:: Texto fornecido

A seguir, a entrevista que o Prof. Dr. Luís Reis Torgal, Catedrático da Universidade de Coimbra, concedeu à Revista Tema Livre. O historiador, um dos maiores pesquisadores internacionais sobre o fascismo, fala à revista sobre o fascismo português, suas relações com a Alemanha de Hitler e a Itália de Mussolini e, ainda, sobre a imagem que Salazar construiu de si próprio para a população portuguesa.

Revista Tema Livre – Qual a sua atuação na Universidade de Coimbra e quais pesquisas o Sr. está a desenvolver atualmente?

Luis Reis Torgal – Bem, eu, actualmente, trabalho com o Estado Novo. O Estado Novo, digamos assim, para simplificar, significa o período do nosso fascismo à portuguesa, com Antonio Oliveira de Salazar e Marcelo Caetano, e que vai desde mais ou menos 1930 até 1974. Grande parte das pesquisas que eu faço e que eu oriento são nessa área. Quer na área da licenciatura, quer na área do mestrado, quer na área do doutoramento.
Por outro lado, coordeno um centro de investigação que pertence à Universidade de Coimbra, embora esteja ligado à Fundação para a Ciência e Tecnologia, que é o nosso organismo máximo de ordenação cientifica, que é o tal Centro de Estudos Interdisciplinares do século XX [CEIS-20], que, como o nome diz, é um centro interdisciplinar que aborda o século XX. Interdisciplinar porque existem, na verdade, grupos que trabalham, genericamente, a história do século XX, outros mais estritamente em história económica, história da imprensa, história da educação, história da ciência… Bom, é um centro interdisciplinar que abrange oito grupos de investigação e, por conseguinte, é essa a minha tarefa, a de coordenar este centro. Concluindo, sou professor de seminários de história contemporânea, nomeadamente do Estado Novo, oriento as teses, faço investigação nesta área e coordeno o Centro.

RTL – O senhor pode falar sobre o Salazar e a construção de sua imagem para a população portuguesa?

Torgal – Ora bem, em primeiro lugar, Salazar tinha a sua origem popular. Não quer dizer que fosse uma pessoa completamente pobre, mas, enfim, o pai era um agricultor em uma pequena aldeia próximo de Santa Comba Dão, não muito longe de Coimbra, embora numa outra área, em uma outra região, que é bem alta, sendo que Coimbra pertence à Beira Litoral. Foi um homem que teve uma formação de seminarista, uma formação para ser padre. Depois, foi para a Faculdade de Direito, onde forma-se e, aí, começa a ter uma militância em um centro católico chamado Centro Acadêmico Democracia Cristã e, posteriormente, no Centro Católico Português, onde acaba por ser deputado. Em 1928 entra no governo como Ministro das Finanças, e não sai mais. Em 1932, Salazar passa a primeiro ministro e, podemos dizer que, a partir de 1930, ele está a construir com correntes ideológicas muito distintas uma idéia de Estado Novo.

::::
:: Registros apresentados

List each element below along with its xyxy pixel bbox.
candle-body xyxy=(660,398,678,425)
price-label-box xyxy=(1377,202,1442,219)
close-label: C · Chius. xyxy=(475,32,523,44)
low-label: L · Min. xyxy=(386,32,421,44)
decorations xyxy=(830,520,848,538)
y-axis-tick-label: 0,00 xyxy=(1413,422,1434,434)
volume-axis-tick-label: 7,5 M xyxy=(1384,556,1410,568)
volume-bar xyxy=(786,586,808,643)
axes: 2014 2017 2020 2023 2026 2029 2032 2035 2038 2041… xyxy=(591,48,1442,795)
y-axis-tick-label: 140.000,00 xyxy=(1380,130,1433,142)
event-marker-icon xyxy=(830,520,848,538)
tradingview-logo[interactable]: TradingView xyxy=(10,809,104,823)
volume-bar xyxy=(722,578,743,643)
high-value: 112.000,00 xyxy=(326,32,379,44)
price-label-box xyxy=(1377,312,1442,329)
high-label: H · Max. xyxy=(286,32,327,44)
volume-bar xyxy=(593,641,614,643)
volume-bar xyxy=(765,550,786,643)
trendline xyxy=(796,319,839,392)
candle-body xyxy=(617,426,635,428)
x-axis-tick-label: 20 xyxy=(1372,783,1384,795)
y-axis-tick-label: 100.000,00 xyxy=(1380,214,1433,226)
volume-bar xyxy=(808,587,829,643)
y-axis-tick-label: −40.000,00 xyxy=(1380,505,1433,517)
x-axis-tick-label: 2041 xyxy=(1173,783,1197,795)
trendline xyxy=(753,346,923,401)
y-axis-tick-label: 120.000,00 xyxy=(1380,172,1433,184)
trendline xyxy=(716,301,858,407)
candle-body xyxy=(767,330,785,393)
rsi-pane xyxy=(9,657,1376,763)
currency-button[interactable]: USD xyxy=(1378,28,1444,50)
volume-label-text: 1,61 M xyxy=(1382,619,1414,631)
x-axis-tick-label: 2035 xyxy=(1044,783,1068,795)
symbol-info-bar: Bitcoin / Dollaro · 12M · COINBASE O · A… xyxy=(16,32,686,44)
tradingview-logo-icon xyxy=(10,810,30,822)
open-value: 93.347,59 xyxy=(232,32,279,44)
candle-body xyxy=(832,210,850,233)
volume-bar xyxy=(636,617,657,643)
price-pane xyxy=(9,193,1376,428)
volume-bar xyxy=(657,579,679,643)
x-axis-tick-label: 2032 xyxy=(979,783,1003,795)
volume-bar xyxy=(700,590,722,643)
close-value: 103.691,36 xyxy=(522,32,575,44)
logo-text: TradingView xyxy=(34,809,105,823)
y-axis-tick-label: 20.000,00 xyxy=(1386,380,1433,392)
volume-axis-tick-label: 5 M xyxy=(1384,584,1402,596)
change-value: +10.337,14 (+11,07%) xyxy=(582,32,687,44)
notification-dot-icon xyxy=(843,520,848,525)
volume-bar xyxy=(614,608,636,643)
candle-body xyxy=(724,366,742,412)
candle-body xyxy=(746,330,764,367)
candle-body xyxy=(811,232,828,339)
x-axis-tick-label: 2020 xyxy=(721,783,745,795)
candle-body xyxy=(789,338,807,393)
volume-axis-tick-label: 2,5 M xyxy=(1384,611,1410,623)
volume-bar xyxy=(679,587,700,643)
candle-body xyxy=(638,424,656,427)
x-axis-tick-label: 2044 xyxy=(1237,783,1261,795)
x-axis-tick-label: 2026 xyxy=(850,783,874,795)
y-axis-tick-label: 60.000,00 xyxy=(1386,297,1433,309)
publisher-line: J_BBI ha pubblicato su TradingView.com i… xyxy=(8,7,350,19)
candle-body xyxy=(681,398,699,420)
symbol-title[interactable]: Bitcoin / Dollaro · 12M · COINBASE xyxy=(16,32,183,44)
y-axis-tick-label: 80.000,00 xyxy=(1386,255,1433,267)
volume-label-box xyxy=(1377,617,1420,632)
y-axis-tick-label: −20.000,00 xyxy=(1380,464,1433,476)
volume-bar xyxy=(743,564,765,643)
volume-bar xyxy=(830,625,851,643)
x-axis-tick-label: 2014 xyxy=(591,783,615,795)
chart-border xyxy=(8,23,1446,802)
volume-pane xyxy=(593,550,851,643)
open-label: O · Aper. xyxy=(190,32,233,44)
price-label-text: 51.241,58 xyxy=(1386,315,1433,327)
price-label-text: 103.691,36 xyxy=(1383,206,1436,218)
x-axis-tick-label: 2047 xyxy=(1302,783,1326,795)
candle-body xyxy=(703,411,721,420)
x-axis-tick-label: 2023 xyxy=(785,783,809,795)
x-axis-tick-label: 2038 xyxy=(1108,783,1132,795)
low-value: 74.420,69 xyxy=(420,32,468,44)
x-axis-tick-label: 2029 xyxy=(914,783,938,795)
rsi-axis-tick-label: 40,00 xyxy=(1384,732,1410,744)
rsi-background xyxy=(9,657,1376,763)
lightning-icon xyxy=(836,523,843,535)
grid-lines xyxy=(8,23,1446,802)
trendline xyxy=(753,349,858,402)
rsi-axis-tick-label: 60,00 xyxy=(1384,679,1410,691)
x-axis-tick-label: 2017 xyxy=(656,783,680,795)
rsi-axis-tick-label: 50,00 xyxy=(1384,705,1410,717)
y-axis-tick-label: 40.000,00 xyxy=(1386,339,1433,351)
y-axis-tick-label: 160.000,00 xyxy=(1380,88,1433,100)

::::

- **Exercício**
Liste todos os anos citados na entrevista com o historiador sobre o Estado Novo, sem repetições e na ordem em que aparecem pela primeira vez.

- **Resultado abaixo**
1930, 1974, 1928, 1932